Repeat all of the data precisely.

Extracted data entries
## START

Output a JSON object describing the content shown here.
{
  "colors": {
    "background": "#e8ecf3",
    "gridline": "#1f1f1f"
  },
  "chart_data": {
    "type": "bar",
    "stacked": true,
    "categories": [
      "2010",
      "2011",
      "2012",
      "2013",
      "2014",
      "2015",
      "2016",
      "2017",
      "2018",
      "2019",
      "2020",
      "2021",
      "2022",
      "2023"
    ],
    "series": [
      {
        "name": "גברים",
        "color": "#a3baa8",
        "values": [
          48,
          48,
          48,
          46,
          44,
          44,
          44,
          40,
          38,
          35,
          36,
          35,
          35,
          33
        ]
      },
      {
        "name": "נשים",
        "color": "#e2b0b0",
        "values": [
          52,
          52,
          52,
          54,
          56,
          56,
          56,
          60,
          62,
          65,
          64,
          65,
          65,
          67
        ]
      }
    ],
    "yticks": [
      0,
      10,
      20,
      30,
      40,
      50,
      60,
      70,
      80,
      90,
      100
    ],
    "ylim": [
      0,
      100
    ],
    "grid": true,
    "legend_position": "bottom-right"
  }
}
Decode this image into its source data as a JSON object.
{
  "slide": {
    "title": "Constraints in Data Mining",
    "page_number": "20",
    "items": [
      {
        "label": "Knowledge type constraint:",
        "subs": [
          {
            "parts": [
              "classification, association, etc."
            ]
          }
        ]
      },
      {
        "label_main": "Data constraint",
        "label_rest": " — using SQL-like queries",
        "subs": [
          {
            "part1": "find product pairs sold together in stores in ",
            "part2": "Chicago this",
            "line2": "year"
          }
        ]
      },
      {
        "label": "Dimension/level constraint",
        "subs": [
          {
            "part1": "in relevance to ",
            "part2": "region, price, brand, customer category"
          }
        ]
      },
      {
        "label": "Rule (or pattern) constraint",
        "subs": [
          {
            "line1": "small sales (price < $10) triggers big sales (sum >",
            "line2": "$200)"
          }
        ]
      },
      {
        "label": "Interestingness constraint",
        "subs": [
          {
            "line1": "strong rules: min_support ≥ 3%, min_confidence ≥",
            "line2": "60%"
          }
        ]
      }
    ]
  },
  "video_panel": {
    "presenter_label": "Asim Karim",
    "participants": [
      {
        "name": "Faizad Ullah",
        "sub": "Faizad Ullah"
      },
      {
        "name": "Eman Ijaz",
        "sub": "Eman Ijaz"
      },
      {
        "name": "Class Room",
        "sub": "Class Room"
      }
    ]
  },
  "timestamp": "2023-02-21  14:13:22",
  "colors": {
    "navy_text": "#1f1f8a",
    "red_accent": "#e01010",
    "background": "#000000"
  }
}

## END

## Full solution
Output a JSON object describing the content shown here.
{
  "colors": {
    "background": "#e8ecf3",
    "gridline": "#1f1f1f"
  },
  "chart_data": {
    "type": "bar",
    "stacked": true,
    "categories": [
      "2010",
      "2011",
      "2012",
      "2013",
      "2014",
      "2015",
      "2016",
      "2017",
      "2018",
      "2019",
      "2020",
      "2021",
      "2022",
      "2023"
    ],
    "series": [
      {
        "name": "גברים",
        "color": "#a3baa8",
        "values": [
          48,
          48,
          48,
          46,
          44,
          44,
          44,
          40,
          38,
          35,
          36,
          35,
          35,
          33
        ]
      },
      {
        "name": "נשים",
        "color": "#e2b0b0",
        "values": [
          52,
          52,
          52,
          54,
          56,
          56,
          56,
          60,
          62,
          65,
          64,
          65,
          65,
          67
        ]
      }
    ],
    "yticks": [
      0,
      10,
      20,
      30,
      40,
      50,
      60,
      70,
      80,
      90,
      100
    ],
    "ylim": [
      0,
      100
    ],
    "grid": true,
    "legend_position": "bottom-right"
  }
}
Decode this image into its source data as a JSON object.
{
  "slide": {
    "title": "Constraints in Data Mining",
    "page_number": "20",
    "items": [
      {
        "label": "Knowledge type constraint:",
        "subs": [
          {
            "parts": [
              "classification, association, etc."
            ]
          }
        ]
      },
      {
        "label_main": "Data constraint",
        "label_rest": " — using SQL-like queries",
        "subs": [
          {
            "part1": "find product pairs sold together in stores in ",
            "part2": "Chicago this",
            "line2": "year"
          }
        ]
      },
      {
        "label": "Dimension/level constraint",
        "subs": [
          {
            "part1": "in relevance to ",
            "part2": "region, price, brand, customer category"
          }
        ]
      },
      {
        "label": "Rule (or pattern) constraint",
        "subs": [
          {
            "line1": "small sales (price < $10) triggers big sales (sum >",
            "line2": "$200)"
          }
        ]
      },
      {
        "label": "Interestingness constraint",
        "subs": [
          {
            "line1": "strong rules: min_support ≥ 3%, min_confidence ≥",
            "line2": "60%"
          }
        ]
      }
    ]
  },
  "video_panel": {
    "presenter_label": "Asim Karim",
    "participants": [
      {
        "name": "Faizad Ullah",
        "sub": "Faizad Ullah"
      },
      {
        "name": "Eman Ijaz",
        "sub": "Eman Ijaz"
      },
      {
        "name": "Class Room",
        "sub": "Class Room"
      }
    ]
  },
  "timestamp": "2023-02-21  14:13:22",
  "colors": {
    "navy_text": "#1f1f8a",
    "red_accent": "#e01010",
    "background": "#000000"
  }
}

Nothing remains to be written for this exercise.